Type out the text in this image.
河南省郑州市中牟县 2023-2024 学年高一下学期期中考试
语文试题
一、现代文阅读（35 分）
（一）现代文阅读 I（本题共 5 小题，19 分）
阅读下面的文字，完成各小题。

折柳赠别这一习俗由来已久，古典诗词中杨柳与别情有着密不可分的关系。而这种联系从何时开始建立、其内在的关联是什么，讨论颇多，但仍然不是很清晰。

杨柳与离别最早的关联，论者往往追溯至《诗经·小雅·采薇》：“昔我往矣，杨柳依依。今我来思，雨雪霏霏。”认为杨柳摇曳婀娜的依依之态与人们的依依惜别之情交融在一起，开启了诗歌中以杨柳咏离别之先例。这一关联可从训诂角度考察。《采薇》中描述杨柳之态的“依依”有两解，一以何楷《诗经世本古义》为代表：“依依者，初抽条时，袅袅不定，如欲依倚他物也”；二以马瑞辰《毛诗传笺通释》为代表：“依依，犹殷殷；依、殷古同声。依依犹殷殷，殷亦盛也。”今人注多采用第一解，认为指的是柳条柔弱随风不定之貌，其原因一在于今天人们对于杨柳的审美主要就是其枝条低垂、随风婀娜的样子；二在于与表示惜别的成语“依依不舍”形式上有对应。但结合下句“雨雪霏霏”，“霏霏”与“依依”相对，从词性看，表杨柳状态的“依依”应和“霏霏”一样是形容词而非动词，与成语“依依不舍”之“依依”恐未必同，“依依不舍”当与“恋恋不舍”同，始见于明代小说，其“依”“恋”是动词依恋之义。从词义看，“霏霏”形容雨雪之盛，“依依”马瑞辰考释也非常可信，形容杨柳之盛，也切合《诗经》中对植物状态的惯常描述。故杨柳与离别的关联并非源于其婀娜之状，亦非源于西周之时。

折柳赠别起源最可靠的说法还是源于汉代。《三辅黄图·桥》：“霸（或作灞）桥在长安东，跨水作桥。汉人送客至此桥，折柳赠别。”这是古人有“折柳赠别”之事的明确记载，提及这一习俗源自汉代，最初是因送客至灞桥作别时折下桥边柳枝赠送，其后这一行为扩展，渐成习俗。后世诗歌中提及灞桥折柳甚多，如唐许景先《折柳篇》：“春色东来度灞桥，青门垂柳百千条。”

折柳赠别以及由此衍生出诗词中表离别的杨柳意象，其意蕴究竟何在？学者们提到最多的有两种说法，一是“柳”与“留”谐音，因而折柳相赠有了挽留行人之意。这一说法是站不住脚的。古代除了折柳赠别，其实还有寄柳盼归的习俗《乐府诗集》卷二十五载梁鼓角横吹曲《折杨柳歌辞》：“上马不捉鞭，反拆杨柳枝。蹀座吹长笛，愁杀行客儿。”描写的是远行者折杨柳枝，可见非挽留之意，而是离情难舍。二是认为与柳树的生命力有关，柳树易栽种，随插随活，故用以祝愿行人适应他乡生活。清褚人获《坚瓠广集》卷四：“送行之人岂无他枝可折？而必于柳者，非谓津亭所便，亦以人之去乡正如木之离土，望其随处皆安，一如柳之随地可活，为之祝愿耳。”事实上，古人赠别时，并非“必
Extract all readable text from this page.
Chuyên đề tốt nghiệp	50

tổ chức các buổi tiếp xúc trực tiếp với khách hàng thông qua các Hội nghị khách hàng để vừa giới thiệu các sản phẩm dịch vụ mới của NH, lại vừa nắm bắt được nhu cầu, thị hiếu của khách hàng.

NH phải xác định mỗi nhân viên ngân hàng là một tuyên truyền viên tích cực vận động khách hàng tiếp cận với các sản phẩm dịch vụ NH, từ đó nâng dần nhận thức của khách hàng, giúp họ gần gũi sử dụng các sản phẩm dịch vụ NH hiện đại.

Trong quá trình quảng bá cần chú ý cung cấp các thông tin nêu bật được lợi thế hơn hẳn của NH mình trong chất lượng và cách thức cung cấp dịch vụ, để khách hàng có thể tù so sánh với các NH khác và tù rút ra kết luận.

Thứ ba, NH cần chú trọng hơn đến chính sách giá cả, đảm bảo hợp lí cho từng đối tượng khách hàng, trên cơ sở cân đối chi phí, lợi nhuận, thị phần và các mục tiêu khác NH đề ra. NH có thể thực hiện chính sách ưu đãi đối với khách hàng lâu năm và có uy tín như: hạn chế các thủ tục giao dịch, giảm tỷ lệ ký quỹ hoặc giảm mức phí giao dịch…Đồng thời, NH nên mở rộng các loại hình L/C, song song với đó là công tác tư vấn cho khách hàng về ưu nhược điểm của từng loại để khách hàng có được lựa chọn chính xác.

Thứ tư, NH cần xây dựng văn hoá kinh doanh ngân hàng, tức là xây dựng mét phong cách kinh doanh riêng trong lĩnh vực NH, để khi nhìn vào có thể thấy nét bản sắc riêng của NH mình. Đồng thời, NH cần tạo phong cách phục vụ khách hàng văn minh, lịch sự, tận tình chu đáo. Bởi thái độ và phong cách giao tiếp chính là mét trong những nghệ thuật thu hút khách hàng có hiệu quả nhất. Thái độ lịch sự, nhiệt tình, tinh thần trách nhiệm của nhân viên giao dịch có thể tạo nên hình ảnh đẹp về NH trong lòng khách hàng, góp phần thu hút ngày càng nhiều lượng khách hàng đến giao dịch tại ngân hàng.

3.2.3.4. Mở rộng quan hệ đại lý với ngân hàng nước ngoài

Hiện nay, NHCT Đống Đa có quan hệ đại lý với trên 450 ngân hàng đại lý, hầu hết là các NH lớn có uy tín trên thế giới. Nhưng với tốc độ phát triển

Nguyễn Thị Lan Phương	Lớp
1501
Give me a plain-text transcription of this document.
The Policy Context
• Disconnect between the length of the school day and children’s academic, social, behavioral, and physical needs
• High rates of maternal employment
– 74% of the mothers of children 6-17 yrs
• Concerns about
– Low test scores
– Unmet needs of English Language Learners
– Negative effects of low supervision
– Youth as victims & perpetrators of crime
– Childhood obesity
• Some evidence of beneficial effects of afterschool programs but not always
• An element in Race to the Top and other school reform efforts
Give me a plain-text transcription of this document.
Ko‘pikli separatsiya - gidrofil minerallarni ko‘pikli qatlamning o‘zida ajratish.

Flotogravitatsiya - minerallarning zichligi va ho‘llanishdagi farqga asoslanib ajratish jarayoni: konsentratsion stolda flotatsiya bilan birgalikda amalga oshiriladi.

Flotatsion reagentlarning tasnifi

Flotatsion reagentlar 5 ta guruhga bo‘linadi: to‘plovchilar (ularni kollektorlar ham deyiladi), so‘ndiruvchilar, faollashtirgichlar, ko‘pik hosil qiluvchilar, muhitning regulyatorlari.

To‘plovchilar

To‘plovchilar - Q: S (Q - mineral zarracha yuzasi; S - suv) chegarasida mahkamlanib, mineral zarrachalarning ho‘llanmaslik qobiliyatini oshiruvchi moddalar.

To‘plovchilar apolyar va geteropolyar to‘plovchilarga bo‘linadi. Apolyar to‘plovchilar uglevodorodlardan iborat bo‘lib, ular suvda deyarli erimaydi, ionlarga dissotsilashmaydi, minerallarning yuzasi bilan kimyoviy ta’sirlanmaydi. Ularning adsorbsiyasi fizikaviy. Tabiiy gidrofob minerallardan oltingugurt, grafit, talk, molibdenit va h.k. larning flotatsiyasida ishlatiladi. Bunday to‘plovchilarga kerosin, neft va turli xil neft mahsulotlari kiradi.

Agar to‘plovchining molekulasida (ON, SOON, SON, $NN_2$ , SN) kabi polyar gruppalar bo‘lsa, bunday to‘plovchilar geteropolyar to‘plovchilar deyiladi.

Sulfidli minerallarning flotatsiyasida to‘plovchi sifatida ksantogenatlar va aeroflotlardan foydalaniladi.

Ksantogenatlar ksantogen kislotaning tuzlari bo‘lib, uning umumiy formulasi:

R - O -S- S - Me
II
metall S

————

> _WHAT IS NEEDED_: Show each line in the entries that holds the string "chính".

> _RESULT OF THIS EXERCISE_:
Thứ ba, NH cần chú trọng hơn đến chính sách giá cả, đảm bảo hợp lí cho từng đối tượng khách hàng, trên cơ sở cân đối chi phí, lợi nhuận, thị phần và các mục tiêu khác NH đề ra. NH có thể thực hiện chính sách ưu đãi đối với khách hàng lâu năm và có uy tín như: hạn chế các thủ tục giao dịch, giảm tỷ lệ ký quỹ hoặc giảm mức phí giao dịch…Đồng thời, NH nên mở rộng các loại hình L/C, song song với đó là công tác tư vấn cho khách hàng về ưu nhược điểm của từng loại để khách hàng có được lựa chọn chính xác.
Thứ tư, NH cần xây dựng văn hoá kinh doanh ngân hàng, tức là xây dựng mét phong cách kinh doanh riêng trong lĩnh vực NH, để khi nhìn vào có thể thấy nét bản sắc riêng của NH mình. Đồng thời, NH cần tạo phong cách phục vụ khách hàng văn minh, lịch sự, tận tình chu đáo. Bởi thái độ và phong cách giao tiếp chính là mét trong những nghệ thuật thu hút khách hàng có hiệu quả nhất. Thái độ lịch sự, nhiệt tình, tinh thần trách nhiệm của nhân viên giao dịch có thể tạo nên hình ảnh đẹp về NH trong lòng khách hàng, góp phần thu hút ngày càng nhiều lượng khách hàng đến giao dịch tại ngân hàng.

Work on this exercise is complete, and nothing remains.